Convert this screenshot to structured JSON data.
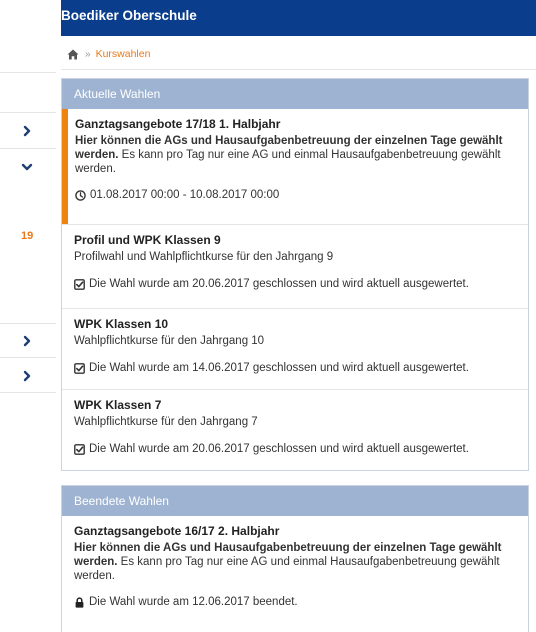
{
  "header": {
    "title": "Boediker Oberschule"
  },
  "breadcrumb": {
    "separator": "»",
    "current": "Kurswahlen"
  },
  "sidebar": {
    "badge": "19"
  },
  "panels": [
    {
      "title": "Aktuelle Wahlen",
      "items": [
        {
          "title": "Ganztagsangebote 17/18 1. Halbjahr",
          "desc_bold": "Hier können die AGs und Hausaufgabenbetreuung der einzelnen Tage gewählt werden.",
          "desc_rest": " Es kann pro Tag nur eine AG und einmal Hausaufgabenbetreuung gewählt werden.",
          "status": "01.08.2017 00:00 - 10.08.2017 00:00"
        },
        {
          "title": "Profil und WPK Klassen 9",
          "desc": "Profilwahl und Wahlpflichtkurse für den Jahrgang 9",
          "status": "Die Wahl wurde am 20.06.2017 geschlossen und wird aktuell ausgewertet."
        },
        {
          "title": "WPK Klassen 10",
          "desc": "Wahlpflichtkurse für den Jahrgang 10",
          "status": "Die Wahl wurde am 14.06.2017 geschlossen und wird aktuell ausgewertet."
        },
        {
          "title": "WPK Klassen 7",
          "desc": "Wahlpflichtkurse für den Jahrgang 7",
          "status": "Die Wahl wurde am 20.06.2017 geschlossen und wird aktuell ausgewertet."
        }
      ]
    },
    {
      "title": "Beendete Wahlen",
      "items": [
        {
          "title": "Ganztagsangebote 16/17 2. Halbjahr",
          "desc_bold": "Hier können die AGs und Hausaufgabenbetreuung der einzelnen Tage gewählt werden.",
          "desc_rest": " Es kann pro Tag nur eine AG und einmal Hausaufgabenbetreuung gewählt werden.",
          "status": "Die Wahl wurde am 12.06.2017 beendet."
        }
      ]
    }
  ],
  "icons": {
    "home": "home-icon",
    "clock": "clock-icon",
    "check": "checkbox-checked-icon",
    "lock": "lock-icon",
    "chevron_right": "chevron-right-icon",
    "chevron_down": "chevron-down-icon"
  },
  "colors": {
    "topbar": "#0a3d8c",
    "panel_header": "#9eb3d1",
    "accent": "#f0820f",
    "link": "#e87a1a"
  }
}
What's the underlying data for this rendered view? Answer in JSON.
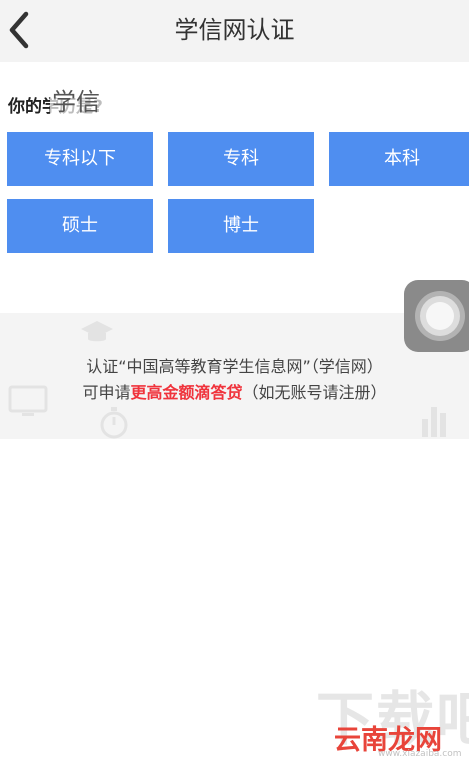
{
  "header": {
    "title": "学信网认证"
  },
  "question": {
    "text": "你的学历是?",
    "overlay_text": "学信"
  },
  "options": [
    {
      "label": "专科以下"
    },
    {
      "label": "专科"
    },
    {
      "label": "本科"
    },
    {
      "label": "硕士"
    },
    {
      "label": "博士"
    }
  ],
  "info": {
    "line1": "认证“中国高等教育学生信息网”（学信网）",
    "line2_prefix": "可申请",
    "line2_highlight": "更高金额滴答贷",
    "line2_suffix": "（如无账号请注册）"
  },
  "watermark": {
    "big": "下载吧",
    "brand": "云南龙网",
    "url": "www.xiazaiba.com"
  },
  "colors": {
    "accent": "#4f8ef0",
    "highlight": "#f0333c",
    "header_bg": "#f3f3f3",
    "band_bg": "#f4f4f4"
  }
}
--- --- ---
To do
Extract from the material all lines containing the string "Halbjahr".

Task output
          "title": "Ganztagsangebote 17/18 1. Halbjahr",
          "title": "Ganztagsangebote 16/17 2. Halbjahr",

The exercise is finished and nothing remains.